**Work to complete**
Tally the lines in the following entries that include the word "name"; state only the total.

**Material provided**
• • •

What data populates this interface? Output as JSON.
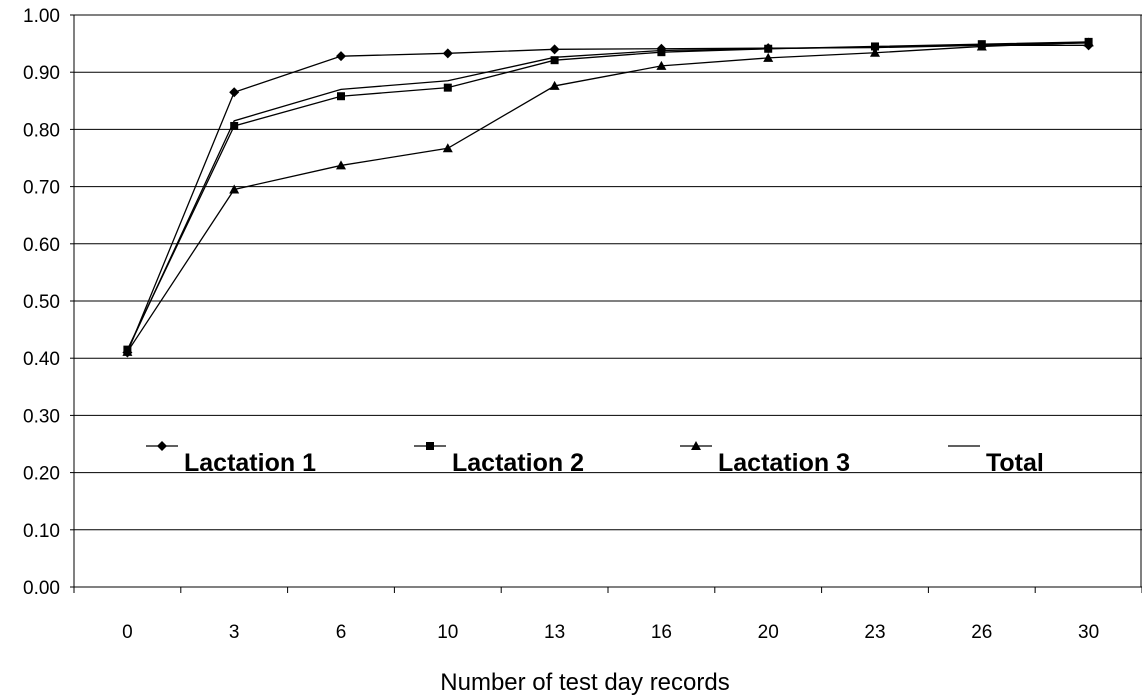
{
  "chart_data": {
    "type": "line",
    "title": "",
    "xlabel": "Number of test day records",
    "ylabel": "",
    "categories": [
      "0",
      "3",
      "6",
      "10",
      "13",
      "16",
      "20",
      "23",
      "26",
      "30"
    ],
    "ylim": [
      0,
      1.0
    ],
    "yticks": [
      "0.00",
      "0.10",
      "0.20",
      "0.30",
      "0.40",
      "0.50",
      "0.60",
      "0.70",
      "0.80",
      "0.90",
      "1.00"
    ],
    "grid": "horizontal",
    "legend_position": "inside-lower-middle",
    "series": [
      {
        "name": "Lactation 1",
        "marker": "diamond",
        "values": [
          0.41,
          0.865,
          0.928,
          0.933,
          0.94,
          0.941,
          0.942,
          0.943,
          0.947,
          0.947
        ]
      },
      {
        "name": "Lactation 2",
        "marker": "square",
        "values": [
          0.415,
          0.806,
          0.858,
          0.873,
          0.921,
          0.935,
          0.941,
          0.945,
          0.949,
          0.953
        ]
      },
      {
        "name": "Lactation 3",
        "marker": "triangle",
        "values": [
          0.411,
          0.695,
          0.737,
          0.767,
          0.876,
          0.911,
          0.925,
          0.934,
          0.945,
          0.952
        ]
      },
      {
        "name": "Total",
        "marker": "none",
        "values": [
          0.413,
          0.815,
          0.87,
          0.885,
          0.926,
          0.938,
          0.941,
          0.944,
          0.948,
          0.951
        ]
      }
    ],
    "colors": {
      "line": "#000000",
      "grid": "#000000",
      "background": "#ffffff"
    }
  }
}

• • •

**Exercise answer**
4